* _PROMPT_
Locate each line in the records containing "name". Copy it.

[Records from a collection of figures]
····················
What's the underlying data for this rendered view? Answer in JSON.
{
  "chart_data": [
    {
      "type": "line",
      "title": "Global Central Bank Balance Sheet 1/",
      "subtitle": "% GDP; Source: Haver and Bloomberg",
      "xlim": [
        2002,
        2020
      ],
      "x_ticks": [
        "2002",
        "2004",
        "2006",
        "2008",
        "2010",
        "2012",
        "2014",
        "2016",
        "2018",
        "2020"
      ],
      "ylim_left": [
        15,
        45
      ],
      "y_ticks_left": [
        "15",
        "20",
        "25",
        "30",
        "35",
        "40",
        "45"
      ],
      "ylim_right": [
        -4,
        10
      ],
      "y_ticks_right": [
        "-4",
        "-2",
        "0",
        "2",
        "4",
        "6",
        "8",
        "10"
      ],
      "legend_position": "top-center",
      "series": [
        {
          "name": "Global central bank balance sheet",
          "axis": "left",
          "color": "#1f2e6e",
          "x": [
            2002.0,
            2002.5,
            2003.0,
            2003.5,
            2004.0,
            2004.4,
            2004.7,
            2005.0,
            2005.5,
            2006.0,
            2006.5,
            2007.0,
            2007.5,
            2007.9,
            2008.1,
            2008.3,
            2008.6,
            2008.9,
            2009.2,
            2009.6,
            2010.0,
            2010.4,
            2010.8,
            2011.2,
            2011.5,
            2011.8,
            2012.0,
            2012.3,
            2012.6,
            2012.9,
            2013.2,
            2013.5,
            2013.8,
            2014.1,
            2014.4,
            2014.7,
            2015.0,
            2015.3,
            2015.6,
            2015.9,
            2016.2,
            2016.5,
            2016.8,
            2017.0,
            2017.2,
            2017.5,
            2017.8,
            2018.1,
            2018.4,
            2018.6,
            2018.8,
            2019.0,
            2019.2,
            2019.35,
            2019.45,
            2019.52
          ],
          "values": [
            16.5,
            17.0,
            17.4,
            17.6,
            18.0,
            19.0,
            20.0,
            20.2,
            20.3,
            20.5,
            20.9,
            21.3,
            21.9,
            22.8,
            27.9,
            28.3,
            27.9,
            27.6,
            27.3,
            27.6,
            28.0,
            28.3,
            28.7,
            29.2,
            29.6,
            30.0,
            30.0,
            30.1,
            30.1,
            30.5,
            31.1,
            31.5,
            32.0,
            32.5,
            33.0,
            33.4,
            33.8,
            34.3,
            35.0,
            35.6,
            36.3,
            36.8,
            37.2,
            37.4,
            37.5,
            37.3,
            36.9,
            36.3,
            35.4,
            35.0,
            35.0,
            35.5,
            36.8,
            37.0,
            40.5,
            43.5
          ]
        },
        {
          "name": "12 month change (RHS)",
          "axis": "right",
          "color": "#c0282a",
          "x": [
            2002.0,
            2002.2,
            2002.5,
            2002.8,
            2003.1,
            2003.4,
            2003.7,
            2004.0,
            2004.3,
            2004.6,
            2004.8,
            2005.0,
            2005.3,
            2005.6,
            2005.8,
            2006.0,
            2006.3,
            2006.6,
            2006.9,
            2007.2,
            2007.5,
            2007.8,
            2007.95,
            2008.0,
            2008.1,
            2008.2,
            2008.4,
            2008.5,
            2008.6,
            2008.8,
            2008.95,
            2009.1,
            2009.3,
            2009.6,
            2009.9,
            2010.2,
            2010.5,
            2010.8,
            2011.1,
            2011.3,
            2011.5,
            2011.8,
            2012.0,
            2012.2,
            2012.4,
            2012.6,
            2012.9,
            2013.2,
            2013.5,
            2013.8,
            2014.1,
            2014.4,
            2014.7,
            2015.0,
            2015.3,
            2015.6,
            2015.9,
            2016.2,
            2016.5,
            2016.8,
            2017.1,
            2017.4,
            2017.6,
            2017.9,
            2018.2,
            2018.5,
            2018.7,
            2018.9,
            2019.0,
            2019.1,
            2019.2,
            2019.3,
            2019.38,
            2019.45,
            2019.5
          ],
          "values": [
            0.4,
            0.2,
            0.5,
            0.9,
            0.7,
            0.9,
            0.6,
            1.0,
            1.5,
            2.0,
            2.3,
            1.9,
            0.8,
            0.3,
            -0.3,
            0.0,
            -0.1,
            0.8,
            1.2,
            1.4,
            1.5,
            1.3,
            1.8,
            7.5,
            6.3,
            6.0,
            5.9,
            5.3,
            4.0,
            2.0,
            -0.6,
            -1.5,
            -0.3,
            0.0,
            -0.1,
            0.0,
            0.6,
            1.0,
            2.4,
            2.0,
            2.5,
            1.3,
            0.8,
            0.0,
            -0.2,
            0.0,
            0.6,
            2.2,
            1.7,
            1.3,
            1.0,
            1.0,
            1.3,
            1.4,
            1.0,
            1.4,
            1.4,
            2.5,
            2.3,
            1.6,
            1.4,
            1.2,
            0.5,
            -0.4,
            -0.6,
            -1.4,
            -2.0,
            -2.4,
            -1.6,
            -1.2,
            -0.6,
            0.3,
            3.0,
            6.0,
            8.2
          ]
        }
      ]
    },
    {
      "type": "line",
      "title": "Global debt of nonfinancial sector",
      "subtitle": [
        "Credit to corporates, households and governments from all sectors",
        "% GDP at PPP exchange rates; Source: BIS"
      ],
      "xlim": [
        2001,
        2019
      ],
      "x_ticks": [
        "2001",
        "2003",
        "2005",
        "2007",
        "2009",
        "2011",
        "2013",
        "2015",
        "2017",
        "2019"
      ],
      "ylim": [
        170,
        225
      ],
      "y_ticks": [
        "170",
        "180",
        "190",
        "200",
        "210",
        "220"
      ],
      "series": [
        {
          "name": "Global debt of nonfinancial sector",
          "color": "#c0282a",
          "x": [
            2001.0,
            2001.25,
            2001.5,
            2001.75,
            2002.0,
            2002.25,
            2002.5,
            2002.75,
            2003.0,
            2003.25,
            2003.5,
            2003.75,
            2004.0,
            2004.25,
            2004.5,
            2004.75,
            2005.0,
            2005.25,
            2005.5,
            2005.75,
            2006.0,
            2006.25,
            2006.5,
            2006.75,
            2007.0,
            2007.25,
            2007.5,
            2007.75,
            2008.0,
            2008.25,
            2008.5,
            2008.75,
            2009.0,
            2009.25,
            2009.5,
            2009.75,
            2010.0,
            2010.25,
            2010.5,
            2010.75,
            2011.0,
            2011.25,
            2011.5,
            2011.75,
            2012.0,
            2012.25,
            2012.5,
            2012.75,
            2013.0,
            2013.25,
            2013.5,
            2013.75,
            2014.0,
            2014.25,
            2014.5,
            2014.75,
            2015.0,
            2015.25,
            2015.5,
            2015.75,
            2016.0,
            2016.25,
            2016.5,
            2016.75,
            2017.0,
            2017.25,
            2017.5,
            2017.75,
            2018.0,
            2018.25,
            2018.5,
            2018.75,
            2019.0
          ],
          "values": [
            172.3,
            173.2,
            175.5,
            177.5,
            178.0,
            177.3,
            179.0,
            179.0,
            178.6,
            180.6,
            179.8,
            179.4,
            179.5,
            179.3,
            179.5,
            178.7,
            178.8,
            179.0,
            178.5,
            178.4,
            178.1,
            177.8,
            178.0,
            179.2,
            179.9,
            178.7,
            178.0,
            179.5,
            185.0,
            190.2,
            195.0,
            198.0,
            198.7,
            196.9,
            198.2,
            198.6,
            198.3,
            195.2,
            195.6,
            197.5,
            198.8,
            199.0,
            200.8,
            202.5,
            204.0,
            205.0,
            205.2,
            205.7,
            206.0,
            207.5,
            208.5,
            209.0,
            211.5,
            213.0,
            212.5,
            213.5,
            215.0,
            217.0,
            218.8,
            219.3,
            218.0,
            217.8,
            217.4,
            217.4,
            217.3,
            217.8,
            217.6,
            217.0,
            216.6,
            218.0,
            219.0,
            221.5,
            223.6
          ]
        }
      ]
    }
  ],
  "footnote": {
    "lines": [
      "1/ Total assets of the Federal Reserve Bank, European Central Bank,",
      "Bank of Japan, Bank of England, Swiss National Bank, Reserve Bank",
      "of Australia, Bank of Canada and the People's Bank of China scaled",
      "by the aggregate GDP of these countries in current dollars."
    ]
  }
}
····················
* _FINAL RESULT_
          "name": "Global central bank balance sheet",
          "name": "12 month change (RHS)",
          "name": "Global debt of nonfinancial sector",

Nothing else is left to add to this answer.